Scan the material below for the string "controlled", and copy every line where it shows up.
_ _ _ _
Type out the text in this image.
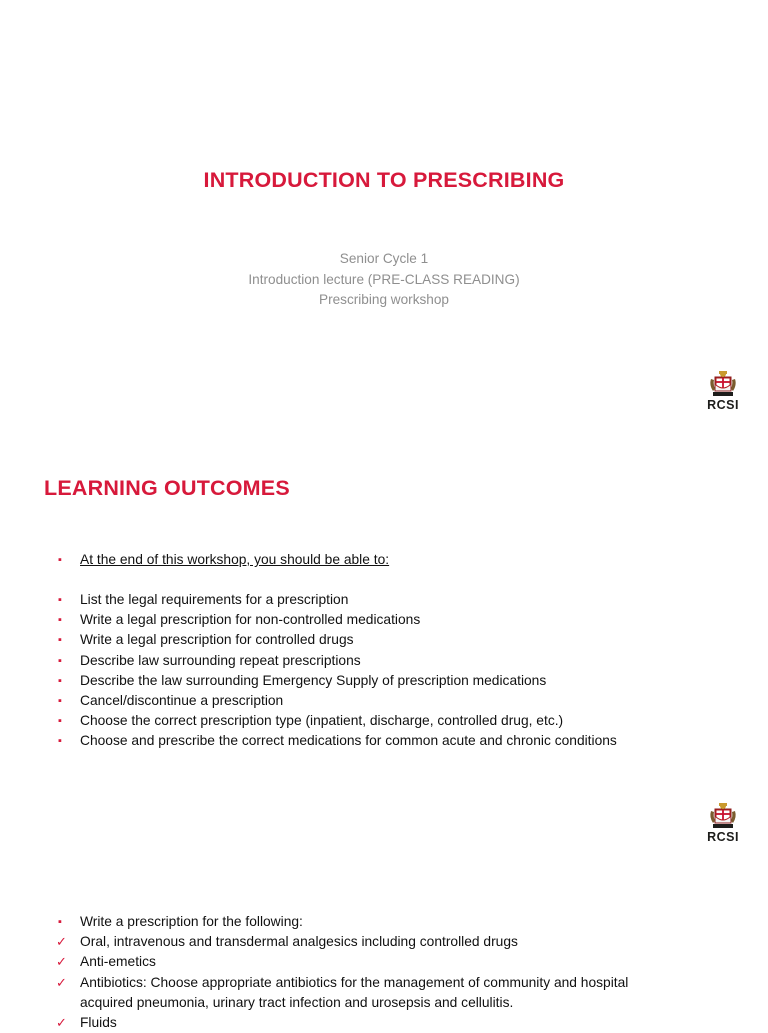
INTRODUCTION TO PRESCRIBING
Senior Cycle 1
Introduction lecture (PRE-CLASS READING)
Prescribing workshop
RCSI
LEARNING OUTCOMES
▪ At the end of this workshop, you should be able to:
▪ List the legal requirements for a prescription
▪ Write a legal prescription for non-controlled medications
▪ Write a legal prescription for controlled drugs
▪ Describe law surrounding repeat prescriptions
▪ Describe the law surrounding Emergency Supply of prescription medications
▪ Cancel/discontinue a prescription
▪ Choose the correct prescription type (inpatient, discharge, controlled drug, etc.)
▪ Choose and prescribe the correct medications for common acute and chronic conditions
RCSI
▪ Write a prescription for the following:
✓ Oral, intravenous and transdermal analgesics including controlled drugs
✓ Anti-emetics
✓ Antibiotics: Choose appropriate antibiotics for the management of community and hospital acquired pneumonia, urinary tract infection and urosepsis and cellulitis.
✓ Fluids
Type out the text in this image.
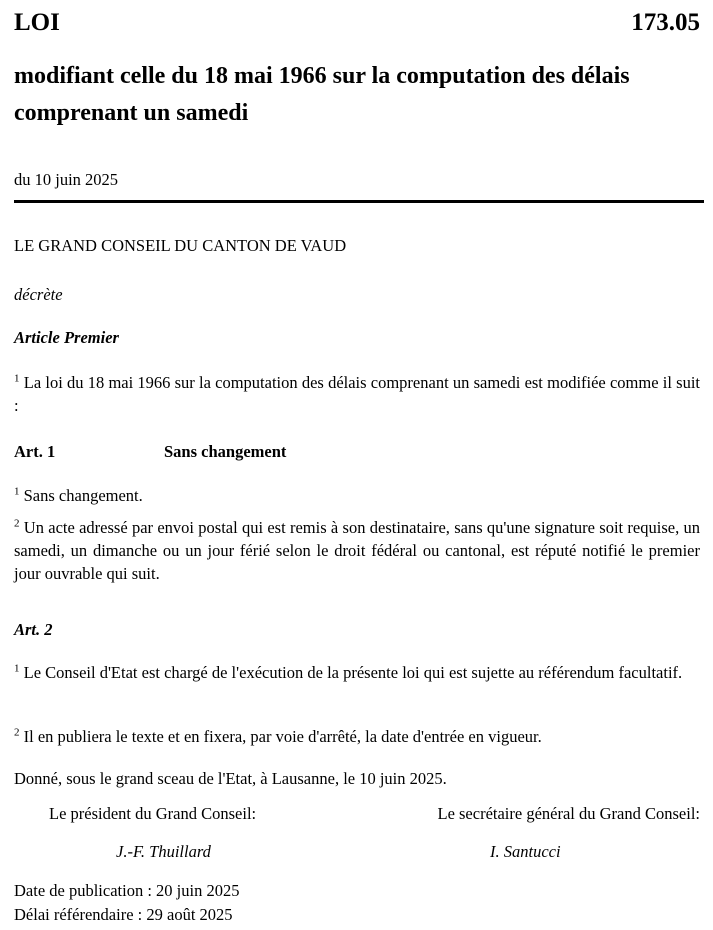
LOI	173.05
modifiant celle du 18 mai 1966 sur la computation des délais comprenant un samedi
du 10 juin 2025
LE GRAND CONSEIL DU CANTON DE VAUD
décrète
Article Premier
$^1$ La loi du 18 mai 1966 sur la computation des délais comprenant un samedi est modifiée comme il suit :
Art. 1	Sans changement
$^1$ Sans changement.
$^2$ Un acte adressé par envoi postal qui est remis à son destinataire, sans qu'une signature soit requise, un samedi, un dimanche ou un jour férié selon le droit fédéral ou cantonal, est réputé notifié le premier jour ouvrable qui suit.
Art. 2
$^1$ Le Conseil d'Etat est chargé de l'exécution de la présente loi qui est sujette au référendum facultatif.
$^2$ Il en publiera le texte et en fixera, par voie d'arrêté, la date d'entrée en vigueur.
Donné, sous le grand sceau de l'Etat, à Lausanne, le 10 juin 2025.
Le président du Grand Conseil:	Le secrétaire général du Grand Conseil:
J.-F. Thuillard	I. Santucci
Date de publication : 20 juin 2025
Délai référendaire : 29 août 2025
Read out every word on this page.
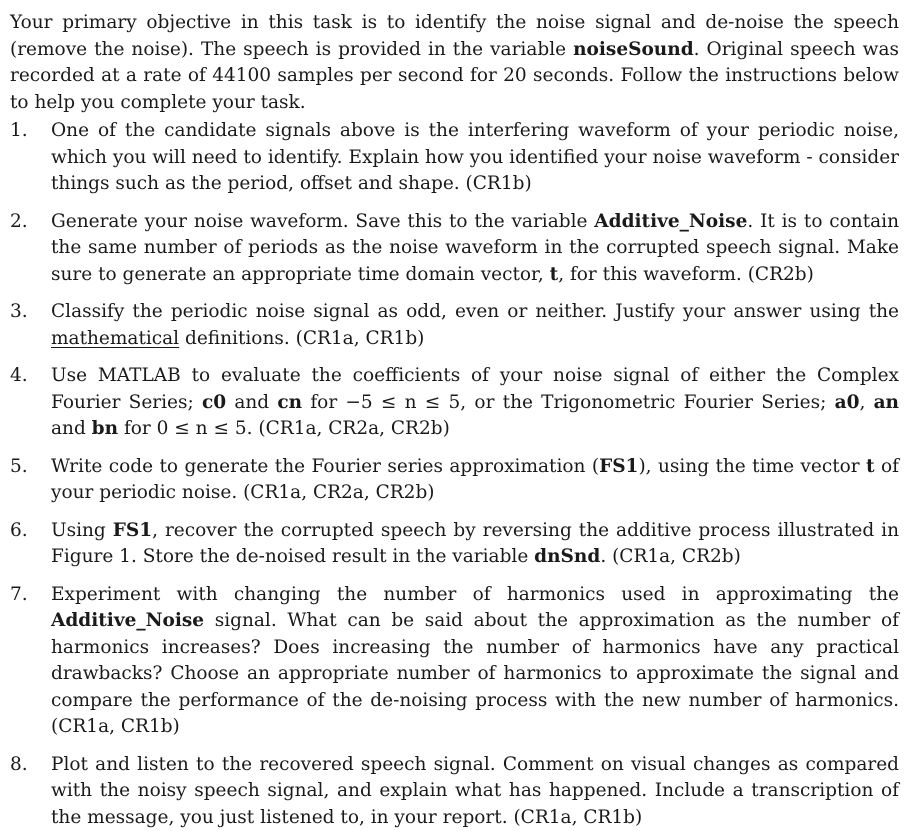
Your primary objective in this task is to identify the noise signal and de-noise the speech (remove the noise). The speech is provided in the variable noiseSound. Original speech was recorded at a rate of 44100 samples per second for 20 seconds. Follow the instructions below to help you complete your task.

1. One of the candidate signals above is the interfering waveform of your periodic noise, which you will need to identify. Explain how you identified your noise waveform - consider things such as the period, offset and shape. (CR1b)
2. Generate your noise waveform. Save this to the variable Additive_Noise. It is to contain the same number of periods as the noise waveform in the corrupted speech signal. Make sure to generate an appropriate time domain vector, t, for this waveform. (CR2b)
3. Classify the periodic noise signal as odd, even or neither. Justify your answer using the mathematical definitions. (CR1a, CR1b)
4. Use MATLAB to evaluate the coefficients of your noise signal of either the Complex Fourier Series; c0 and cn for −5 ≤ n ≤ 5, or the Trigonometric Fourier Series; a0, an and bn for 0 ≤ n ≤ 5. (CR1a, CR2a, CR2b)
5. Write code to generate the Fourier series approximation (FS1), using the time vector t of your periodic noise. (CR1a, CR2a, CR2b)
6. Using FS1, recover the corrupted speech by reversing the additive process illustrated in Figure 1. Store the de-noised result in the variable dnSnd. (CR1a, CR2b)
7. Experiment with changing the number of harmonics used in approximating the Additive_Noise signal. What can be said about the approximation as the number of harmonics increases? Does increasing the number of harmonics have any practical drawbacks? Choose an appropriate number of harmonics to approximate the signal and compare the performance of the de-noising process with the new number of harmonics. (CR1a, CR1b)
8. Plot and listen to the recovered speech signal. Comment on visual changes as compared with the noisy speech signal, and explain what has happened. Include a transcription of the message, you just listened to, in your report. (CR1a, CR1b)
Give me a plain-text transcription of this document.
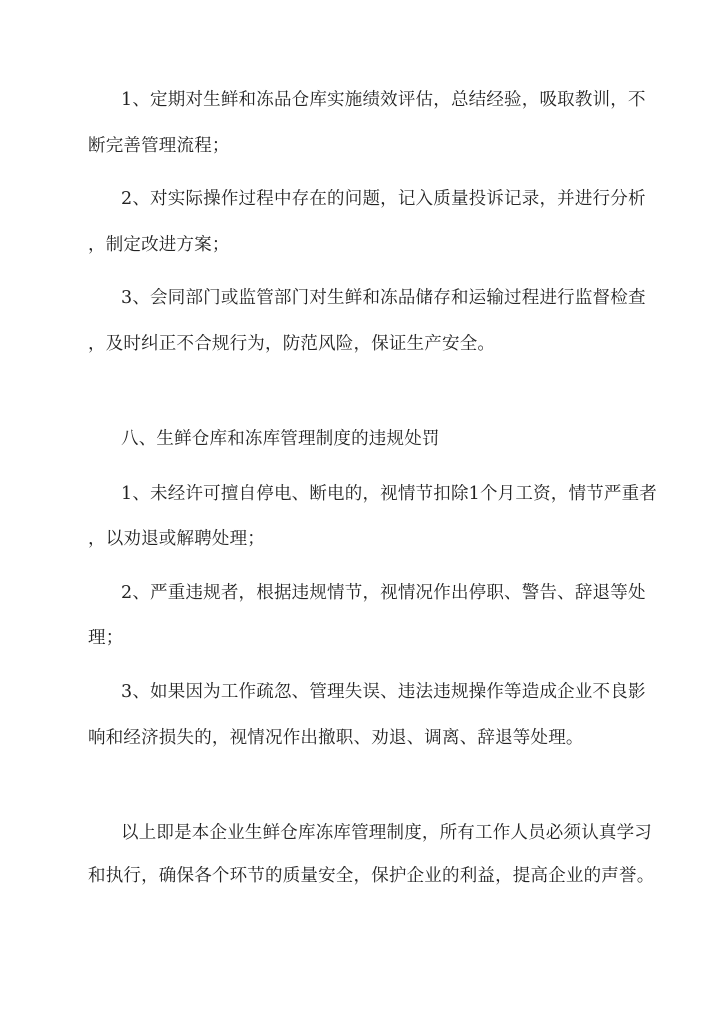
1、定期对生鲜和冻品仓库实施绩效评估，总结经验，吸取教训，不

断完善管理流程；

2、对实际操作过程中存在的问题，记入质量投诉记录，并进行分析

，制定改进方案；

3、会同部门或监管部门对生鲜和冻品储存和运输过程进行监督检查

，及时纠正不合规行为，防范风险，保证生产安全。

八、生鲜仓库和冻库管理制度的违规处罚

1、未经许可擅自停电、断电的，视情节扣除1个月工资，情节严重者

，以劝退或解聘处理；

2、严重违规者，根据违规情节，视情况作出停职、警告、辞退等处

理；

3、如果因为工作疏忽、管理失误、违法违规操作等造成企业不良影

响和经济损失的，视情况作出撤职、劝退、调离、辞退等处理。

以上即是本企业生鲜仓库冻库管理制度，所有工作人员必须认真学习

和执行，确保各个环节的质量安全，保护企业的利益，提高企业的声誉。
_ _ _ _
* Solution to this task:
▪ Write a legal prescription for non-controlled medications
▪ Write a legal prescription for controlled drugs
▪ Choose the correct prescription type (inpatient, discharge, controlled drug, etc.)
✓ Oral, intravenous and transdermal analgesics including controlled drugs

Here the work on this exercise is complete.